• **TO DO**
Restate the records below word for word.
-- Begin --
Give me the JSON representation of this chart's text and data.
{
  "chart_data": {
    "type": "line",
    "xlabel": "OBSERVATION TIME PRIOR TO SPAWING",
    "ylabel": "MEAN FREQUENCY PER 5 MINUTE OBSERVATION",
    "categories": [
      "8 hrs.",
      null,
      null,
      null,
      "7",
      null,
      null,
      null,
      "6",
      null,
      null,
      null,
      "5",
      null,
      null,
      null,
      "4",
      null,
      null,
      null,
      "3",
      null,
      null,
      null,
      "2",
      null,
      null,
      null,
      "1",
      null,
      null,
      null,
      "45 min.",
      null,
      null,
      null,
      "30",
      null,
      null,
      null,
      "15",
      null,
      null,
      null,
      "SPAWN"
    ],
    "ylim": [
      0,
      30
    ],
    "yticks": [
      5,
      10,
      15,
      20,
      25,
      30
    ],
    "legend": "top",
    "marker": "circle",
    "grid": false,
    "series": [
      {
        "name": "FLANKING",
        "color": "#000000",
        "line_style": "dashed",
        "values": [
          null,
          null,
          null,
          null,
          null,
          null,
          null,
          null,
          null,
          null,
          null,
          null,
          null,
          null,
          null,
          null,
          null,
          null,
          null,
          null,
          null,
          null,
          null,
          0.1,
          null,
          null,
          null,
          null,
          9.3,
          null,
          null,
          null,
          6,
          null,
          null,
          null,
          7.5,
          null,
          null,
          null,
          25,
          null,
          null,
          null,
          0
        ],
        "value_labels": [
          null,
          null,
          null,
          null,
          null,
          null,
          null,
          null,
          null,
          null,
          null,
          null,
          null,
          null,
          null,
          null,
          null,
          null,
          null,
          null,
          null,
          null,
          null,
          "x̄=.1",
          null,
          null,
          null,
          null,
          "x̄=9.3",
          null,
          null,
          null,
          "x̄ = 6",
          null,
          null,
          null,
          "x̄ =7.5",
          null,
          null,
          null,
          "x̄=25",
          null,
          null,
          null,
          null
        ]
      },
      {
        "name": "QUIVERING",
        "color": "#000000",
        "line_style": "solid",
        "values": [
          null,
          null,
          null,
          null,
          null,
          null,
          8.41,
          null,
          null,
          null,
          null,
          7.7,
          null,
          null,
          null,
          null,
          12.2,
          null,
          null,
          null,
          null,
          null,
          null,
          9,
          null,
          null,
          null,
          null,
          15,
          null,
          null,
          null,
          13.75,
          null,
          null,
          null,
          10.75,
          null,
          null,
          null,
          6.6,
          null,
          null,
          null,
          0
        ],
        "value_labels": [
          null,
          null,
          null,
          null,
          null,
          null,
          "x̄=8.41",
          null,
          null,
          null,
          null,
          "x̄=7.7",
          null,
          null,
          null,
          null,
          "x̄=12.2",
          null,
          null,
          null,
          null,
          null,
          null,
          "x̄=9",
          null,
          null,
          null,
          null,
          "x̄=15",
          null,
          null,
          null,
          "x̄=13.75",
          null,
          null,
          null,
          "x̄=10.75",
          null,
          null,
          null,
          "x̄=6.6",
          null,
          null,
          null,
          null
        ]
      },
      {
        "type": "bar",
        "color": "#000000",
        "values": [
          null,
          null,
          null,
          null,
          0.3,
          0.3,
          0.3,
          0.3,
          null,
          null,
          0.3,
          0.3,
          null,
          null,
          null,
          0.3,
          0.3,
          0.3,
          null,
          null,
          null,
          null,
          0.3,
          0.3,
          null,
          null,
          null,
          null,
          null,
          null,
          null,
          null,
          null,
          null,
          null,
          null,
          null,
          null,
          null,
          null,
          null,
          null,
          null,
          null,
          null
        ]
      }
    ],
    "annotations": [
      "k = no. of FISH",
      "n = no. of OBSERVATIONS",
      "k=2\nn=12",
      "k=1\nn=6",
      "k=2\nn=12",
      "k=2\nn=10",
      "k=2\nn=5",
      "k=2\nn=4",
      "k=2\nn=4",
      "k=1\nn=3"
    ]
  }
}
-- End --
• **EXPECTED OUTPUT**
Give me the JSON representation of this chart's text and data.
{
  "chart_data": {
    "type": "line",
    "xlabel": "OBSERVATION TIME PRIOR TO SPAWING",
    "ylabel": "MEAN FREQUENCY PER 5 MINUTE OBSERVATION",
    "categories": [
      "8 hrs.",
      null,
      null,
      null,
      "7",
      null,
      null,
      null,
      "6",
      null,
      null,
      null,
      "5",
      null,
      null,
      null,
      "4",
      null,
      null,
      null,
      "3",
      null,
      null,
      null,
      "2",
      null,
      null,
      null,
      "1",
      null,
      null,
      null,
      "45 min.",
      null,
      null,
      null,
      "30",
      null,
      null,
      null,
      "15",
      null,
      null,
      null,
      "SPAWN"
    ],
    "ylim": [
      0,
      30
    ],
    "yticks": [
      5,
      10,
      15,
      20,
      25,
      30
    ],
    "legend": "top",
    "marker": "circle",
    "grid": false,
    "series": [
      {
        "name": "FLANKING",
        "color": "#000000",
        "line_style": "dashed",
        "values": [
          null,
          null,
          null,
          null,
          null,
          null,
          null,
          null,
          null,
          null,
          null,
          null,
          null,
          null,
          null,
          null,
          null,
          null,
          null,
          null,
          null,
          null,
          null,
          0.1,
          null,
          null,
          null,
          null,
          9.3,
          null,
          null,
          null,
          6,
          null,
          null,
          null,
          7.5,
          null,
          null,
          null,
          25,
          null,
          null,
          null,
          0
        ],
        "value_labels": [
          null,
          null,
          null,
          null,
          null,
          null,
          null,
          null,
          null,
          null,
          null,
          null,
          null,
          null,
          null,
          null,
          null,
          null,
          null,
          null,
          null,
          null,
          null,
          "x̄=.1",
          null,
          null,
          null,
          null,
          "x̄=9.3",
          null,
          null,
          null,
          "x̄ = 6",
          null,
          null,
          null,
          "x̄ =7.5",
          null,
          null,
          null,
          "x̄=25",
          null,
          null,
          null,
          null
        ]
      },
      {
        "name": "QUIVERING",
        "color": "#000000",
        "line_style": "solid",
        "values": [
          null,
          null,
          null,
          null,
          null,
          null,
          8.41,
          null,
          null,
          null,
          null,
          7.7,
          null,
          null,
          null,
          null,
          12.2,
          null,
          null,
          null,
          null,
          null,
          null,
          9,
          null,
          null,
          null,
          null,
          15,
          null,
          null,
          null,
          13.75,
          null,
          null,
          null,
          10.75,
          null,
          null,
          null,
          6.6,
          null,
          null,
          null,
          0
        ],
        "value_labels": [
          null,
          null,
          null,
          null,
          null,
          null,
          "x̄=8.41",
          null,
          null,
          null,
          null,
          "x̄=7.7",
          null,
          null,
          null,
          null,
          "x̄=12.2",
          null,
          null,
          null,
          null,
          null,
          null,
          "x̄=9",
          null,
          null,
          null,
          null,
          "x̄=15",
          null,
          null,
          null,
          "x̄=13.75",
          null,
          null,
          null,
          "x̄=10.75",
          null,
          null,
          null,
          "x̄=6.6",
          null,
          null,
          null,
          null
        ]
      },
      {
        "type": "bar",
        "color": "#000000",
        "values": [
          null,
          null,
          null,
          null,
          0.3,
          0.3,
          0.3,
          0.3,
          null,
          null,
          0.3,
          0.3,
          null,
          null,
          null,
          0.3,
          0.3,
          0.3,
          null,
          null,
          null,
          null,
          0.3,
          0.3,
          null,
          null,
          null,
          null,
          null,
          null,
          null,
          null,
          null,
          null,
          null,
          null,
          null,
          null,
          null,
          null,
          null,
          null,
          null,
          null,
          null
        ]
      }
    ],
    "annotations": [
      "k = no. of FISH",
      "n = no. of OBSERVATIONS",
      "k=2\nn=12",
      "k=1\nn=6",
      "k=2\nn=12",
      "k=2\nn=10",
      "k=2\nn=5",
      "k=2\nn=4",
      "k=2\nn=4",
      "k=1\nn=3"
    ]
  }
}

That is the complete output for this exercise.